— What is expected —
Go through the entries one line at a time, and gather every line that has the word "right".

— Record set —
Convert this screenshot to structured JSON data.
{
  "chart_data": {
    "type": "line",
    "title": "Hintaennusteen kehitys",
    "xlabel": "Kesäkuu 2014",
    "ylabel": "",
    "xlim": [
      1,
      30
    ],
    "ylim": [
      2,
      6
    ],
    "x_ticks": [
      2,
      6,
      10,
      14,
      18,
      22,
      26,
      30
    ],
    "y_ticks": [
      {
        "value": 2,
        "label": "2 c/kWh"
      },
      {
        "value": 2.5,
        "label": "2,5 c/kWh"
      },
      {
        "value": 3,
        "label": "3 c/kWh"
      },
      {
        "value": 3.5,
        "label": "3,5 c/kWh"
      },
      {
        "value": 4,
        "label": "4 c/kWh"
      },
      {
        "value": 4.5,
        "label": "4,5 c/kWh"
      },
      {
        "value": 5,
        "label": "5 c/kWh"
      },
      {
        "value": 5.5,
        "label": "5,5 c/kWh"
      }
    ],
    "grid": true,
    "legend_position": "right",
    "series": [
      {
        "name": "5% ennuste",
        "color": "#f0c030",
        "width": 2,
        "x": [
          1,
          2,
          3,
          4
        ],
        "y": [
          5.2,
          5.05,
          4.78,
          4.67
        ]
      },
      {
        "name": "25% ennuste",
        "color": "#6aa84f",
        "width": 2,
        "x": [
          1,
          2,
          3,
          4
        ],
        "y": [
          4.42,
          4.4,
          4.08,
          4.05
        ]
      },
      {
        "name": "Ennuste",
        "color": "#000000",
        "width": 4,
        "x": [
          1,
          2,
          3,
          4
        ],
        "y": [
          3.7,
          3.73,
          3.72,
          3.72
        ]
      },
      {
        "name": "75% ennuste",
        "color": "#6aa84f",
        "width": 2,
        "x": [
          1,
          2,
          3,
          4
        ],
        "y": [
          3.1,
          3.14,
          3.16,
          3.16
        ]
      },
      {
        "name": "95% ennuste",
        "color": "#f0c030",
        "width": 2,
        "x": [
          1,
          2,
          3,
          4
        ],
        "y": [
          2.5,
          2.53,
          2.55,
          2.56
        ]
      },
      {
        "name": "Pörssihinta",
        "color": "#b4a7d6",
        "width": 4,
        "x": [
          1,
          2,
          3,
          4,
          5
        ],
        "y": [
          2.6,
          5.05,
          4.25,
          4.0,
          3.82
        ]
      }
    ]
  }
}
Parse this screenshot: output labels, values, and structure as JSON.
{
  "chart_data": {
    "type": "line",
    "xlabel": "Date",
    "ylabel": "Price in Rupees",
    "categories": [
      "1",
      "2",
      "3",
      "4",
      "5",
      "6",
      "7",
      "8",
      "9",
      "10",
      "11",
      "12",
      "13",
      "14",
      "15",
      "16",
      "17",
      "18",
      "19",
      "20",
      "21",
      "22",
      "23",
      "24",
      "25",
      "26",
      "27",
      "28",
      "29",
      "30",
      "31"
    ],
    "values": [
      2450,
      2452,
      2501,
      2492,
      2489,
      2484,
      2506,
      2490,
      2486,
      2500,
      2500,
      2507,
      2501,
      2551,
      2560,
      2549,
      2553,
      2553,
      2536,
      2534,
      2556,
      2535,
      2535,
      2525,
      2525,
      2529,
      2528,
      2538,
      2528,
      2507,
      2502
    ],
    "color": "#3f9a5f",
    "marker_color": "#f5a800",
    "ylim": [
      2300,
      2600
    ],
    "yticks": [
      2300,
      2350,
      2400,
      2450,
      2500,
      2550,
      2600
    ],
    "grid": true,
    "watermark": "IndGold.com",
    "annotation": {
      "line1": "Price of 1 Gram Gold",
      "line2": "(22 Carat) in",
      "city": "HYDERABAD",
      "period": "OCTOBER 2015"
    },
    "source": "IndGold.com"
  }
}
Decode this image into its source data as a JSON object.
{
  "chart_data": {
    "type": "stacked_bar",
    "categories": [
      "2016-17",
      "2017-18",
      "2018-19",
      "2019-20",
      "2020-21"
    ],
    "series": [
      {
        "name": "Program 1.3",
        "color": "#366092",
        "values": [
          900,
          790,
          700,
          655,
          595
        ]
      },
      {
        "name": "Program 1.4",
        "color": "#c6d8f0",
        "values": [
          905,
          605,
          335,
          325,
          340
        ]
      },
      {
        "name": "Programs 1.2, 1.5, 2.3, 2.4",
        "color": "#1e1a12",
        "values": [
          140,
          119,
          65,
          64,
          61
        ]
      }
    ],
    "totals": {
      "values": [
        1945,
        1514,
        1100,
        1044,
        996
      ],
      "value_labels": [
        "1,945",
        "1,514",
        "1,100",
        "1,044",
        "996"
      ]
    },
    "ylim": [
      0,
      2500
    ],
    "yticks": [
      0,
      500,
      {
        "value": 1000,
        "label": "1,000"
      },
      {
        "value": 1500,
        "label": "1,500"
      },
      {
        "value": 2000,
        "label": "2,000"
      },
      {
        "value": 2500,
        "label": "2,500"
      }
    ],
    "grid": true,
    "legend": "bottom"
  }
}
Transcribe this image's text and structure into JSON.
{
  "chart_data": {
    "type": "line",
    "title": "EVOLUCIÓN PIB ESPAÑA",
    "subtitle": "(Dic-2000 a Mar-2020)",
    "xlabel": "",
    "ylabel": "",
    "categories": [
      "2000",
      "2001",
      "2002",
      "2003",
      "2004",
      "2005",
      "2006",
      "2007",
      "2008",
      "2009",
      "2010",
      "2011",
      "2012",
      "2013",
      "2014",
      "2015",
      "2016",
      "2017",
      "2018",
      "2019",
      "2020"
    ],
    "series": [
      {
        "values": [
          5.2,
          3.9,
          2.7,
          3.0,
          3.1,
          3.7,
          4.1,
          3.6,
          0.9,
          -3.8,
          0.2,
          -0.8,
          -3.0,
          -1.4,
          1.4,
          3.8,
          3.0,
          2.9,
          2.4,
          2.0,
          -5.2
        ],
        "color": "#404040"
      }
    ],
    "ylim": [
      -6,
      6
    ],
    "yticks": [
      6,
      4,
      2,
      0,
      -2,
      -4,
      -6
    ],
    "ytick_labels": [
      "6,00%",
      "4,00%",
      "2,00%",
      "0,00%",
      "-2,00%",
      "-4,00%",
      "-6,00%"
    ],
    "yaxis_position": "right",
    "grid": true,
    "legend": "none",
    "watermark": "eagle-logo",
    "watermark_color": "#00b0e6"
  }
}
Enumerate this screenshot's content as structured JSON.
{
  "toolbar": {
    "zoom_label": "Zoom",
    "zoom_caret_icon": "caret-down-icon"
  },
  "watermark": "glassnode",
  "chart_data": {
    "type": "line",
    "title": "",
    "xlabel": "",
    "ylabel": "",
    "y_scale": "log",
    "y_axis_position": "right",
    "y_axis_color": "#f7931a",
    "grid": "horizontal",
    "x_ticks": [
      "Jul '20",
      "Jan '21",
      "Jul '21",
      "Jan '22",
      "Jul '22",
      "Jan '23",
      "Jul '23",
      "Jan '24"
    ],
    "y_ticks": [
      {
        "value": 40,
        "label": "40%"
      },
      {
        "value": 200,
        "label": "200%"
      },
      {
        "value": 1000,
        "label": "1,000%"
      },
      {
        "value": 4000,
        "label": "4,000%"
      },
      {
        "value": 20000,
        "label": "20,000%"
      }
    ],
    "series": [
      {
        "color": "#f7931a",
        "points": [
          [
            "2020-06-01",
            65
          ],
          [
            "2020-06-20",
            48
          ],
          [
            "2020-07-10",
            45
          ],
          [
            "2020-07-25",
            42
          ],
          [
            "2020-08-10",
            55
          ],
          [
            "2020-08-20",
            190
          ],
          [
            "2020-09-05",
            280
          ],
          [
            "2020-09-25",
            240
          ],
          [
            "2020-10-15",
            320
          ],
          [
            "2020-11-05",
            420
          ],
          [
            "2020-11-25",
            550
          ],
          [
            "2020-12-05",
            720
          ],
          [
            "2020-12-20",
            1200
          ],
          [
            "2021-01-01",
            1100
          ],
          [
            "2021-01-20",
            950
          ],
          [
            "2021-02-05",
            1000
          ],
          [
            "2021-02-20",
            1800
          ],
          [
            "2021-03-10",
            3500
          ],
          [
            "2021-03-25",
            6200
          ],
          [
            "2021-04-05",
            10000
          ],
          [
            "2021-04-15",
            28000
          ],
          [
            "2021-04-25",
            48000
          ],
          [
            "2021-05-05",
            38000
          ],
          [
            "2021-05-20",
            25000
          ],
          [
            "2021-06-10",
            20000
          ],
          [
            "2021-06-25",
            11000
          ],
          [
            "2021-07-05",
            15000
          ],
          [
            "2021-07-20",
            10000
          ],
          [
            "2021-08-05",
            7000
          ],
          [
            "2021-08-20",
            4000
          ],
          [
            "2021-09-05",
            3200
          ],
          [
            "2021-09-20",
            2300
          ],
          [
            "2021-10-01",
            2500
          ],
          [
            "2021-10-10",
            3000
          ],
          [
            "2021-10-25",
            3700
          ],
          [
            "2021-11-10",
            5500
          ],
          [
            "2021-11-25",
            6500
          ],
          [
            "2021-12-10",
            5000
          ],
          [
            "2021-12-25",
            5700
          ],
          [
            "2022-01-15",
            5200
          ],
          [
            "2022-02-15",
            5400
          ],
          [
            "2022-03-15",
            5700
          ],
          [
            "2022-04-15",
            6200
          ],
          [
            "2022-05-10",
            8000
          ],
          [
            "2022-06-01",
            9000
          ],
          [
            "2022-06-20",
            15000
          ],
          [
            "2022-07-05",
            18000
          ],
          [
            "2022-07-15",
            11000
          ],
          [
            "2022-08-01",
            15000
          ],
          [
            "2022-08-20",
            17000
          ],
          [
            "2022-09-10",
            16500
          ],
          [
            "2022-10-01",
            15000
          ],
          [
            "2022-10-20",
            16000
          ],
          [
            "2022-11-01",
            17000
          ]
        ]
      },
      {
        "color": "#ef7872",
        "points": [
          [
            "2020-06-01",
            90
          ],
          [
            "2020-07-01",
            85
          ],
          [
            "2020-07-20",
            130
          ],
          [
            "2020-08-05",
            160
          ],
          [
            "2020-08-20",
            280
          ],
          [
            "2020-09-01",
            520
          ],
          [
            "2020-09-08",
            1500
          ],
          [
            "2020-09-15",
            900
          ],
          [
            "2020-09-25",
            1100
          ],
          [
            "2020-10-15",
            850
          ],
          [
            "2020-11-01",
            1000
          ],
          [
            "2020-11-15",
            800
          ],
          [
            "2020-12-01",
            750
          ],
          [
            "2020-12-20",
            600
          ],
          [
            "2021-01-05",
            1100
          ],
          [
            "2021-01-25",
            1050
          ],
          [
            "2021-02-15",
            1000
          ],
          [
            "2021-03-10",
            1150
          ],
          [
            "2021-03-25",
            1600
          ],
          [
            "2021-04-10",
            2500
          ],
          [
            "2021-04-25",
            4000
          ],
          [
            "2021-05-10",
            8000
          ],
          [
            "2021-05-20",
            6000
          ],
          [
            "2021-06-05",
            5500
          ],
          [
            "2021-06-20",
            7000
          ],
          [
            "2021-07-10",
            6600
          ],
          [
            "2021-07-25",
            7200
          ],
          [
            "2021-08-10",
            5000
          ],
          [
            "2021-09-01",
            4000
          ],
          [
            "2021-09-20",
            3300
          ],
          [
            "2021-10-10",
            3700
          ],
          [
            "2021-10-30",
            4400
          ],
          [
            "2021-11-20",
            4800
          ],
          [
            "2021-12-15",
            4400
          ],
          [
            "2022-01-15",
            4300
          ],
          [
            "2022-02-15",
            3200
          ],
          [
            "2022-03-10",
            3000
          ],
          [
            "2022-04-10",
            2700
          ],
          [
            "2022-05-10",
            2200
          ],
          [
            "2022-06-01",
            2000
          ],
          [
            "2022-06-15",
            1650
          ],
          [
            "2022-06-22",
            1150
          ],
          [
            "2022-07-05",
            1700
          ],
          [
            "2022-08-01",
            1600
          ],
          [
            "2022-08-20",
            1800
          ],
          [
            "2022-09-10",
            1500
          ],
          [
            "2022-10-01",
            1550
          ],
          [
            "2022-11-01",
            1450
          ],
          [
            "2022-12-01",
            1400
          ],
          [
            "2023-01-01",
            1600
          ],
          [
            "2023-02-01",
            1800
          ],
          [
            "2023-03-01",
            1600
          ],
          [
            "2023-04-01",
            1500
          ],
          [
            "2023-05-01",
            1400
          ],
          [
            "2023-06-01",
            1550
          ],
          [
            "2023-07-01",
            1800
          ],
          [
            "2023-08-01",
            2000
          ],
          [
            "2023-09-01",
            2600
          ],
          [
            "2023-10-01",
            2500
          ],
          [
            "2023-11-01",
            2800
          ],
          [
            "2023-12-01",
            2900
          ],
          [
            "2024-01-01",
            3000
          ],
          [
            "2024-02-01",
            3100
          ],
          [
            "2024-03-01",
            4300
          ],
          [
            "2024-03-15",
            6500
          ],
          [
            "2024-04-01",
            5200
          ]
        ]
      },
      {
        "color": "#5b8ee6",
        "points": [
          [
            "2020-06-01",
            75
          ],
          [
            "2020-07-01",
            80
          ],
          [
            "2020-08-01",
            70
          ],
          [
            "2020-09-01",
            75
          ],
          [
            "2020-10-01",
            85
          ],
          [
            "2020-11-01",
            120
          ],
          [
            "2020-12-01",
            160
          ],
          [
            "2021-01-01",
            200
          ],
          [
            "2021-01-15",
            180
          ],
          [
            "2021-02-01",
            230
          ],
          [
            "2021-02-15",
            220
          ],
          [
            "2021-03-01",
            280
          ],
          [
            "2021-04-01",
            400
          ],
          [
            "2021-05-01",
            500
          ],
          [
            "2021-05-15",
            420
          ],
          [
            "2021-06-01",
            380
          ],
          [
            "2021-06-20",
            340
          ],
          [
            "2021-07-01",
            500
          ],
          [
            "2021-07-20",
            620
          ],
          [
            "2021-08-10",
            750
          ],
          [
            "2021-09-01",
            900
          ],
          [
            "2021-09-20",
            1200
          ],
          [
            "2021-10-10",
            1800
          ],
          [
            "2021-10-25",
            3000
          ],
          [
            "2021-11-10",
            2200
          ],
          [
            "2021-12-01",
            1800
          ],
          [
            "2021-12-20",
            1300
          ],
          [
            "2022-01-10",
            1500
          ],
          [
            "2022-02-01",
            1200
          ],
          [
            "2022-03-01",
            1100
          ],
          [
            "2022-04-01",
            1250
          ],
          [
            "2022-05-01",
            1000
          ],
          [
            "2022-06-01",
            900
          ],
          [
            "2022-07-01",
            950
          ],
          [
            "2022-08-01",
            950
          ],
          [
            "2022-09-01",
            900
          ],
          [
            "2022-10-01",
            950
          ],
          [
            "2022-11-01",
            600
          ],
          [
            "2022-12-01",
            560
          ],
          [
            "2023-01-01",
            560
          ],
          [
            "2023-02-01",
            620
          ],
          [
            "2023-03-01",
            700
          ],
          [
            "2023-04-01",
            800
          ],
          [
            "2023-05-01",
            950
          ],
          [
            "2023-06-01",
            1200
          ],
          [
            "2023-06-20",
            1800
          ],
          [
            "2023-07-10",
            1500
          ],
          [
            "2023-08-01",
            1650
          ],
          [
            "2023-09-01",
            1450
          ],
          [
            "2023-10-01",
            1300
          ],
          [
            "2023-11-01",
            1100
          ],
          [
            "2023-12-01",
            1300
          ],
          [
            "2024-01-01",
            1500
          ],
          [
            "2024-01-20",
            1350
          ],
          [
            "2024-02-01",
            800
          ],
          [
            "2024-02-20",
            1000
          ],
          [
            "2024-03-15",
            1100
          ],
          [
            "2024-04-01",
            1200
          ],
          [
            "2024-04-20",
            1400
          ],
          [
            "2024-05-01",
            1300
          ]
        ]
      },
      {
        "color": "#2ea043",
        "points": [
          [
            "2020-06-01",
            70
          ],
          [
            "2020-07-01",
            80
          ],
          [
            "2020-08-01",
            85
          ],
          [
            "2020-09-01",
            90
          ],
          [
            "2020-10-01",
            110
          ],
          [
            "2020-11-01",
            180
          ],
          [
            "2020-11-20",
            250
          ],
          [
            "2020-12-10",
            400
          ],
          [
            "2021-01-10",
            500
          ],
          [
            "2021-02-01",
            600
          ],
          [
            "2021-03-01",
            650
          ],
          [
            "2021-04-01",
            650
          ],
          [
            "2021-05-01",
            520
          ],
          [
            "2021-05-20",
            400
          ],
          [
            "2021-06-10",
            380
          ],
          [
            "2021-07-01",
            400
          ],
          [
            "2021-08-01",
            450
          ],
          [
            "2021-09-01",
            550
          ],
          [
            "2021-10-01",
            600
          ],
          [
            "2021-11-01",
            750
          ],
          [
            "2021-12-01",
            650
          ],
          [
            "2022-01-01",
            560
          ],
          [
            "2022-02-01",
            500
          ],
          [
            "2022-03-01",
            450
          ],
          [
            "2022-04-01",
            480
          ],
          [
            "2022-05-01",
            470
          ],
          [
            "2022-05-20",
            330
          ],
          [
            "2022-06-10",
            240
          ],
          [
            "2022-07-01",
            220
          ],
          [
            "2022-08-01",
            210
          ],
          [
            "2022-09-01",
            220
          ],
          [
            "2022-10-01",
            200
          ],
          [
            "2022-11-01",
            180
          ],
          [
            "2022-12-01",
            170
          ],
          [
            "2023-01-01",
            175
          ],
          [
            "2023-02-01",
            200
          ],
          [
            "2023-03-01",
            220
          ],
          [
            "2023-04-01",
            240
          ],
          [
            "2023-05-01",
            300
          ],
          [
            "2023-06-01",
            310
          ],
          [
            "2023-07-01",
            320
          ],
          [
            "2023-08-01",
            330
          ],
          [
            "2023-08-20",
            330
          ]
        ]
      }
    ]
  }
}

— Complete response —
    "legend_position": "right",
    "yaxis_position": "right",
    "y_axis_position": "right",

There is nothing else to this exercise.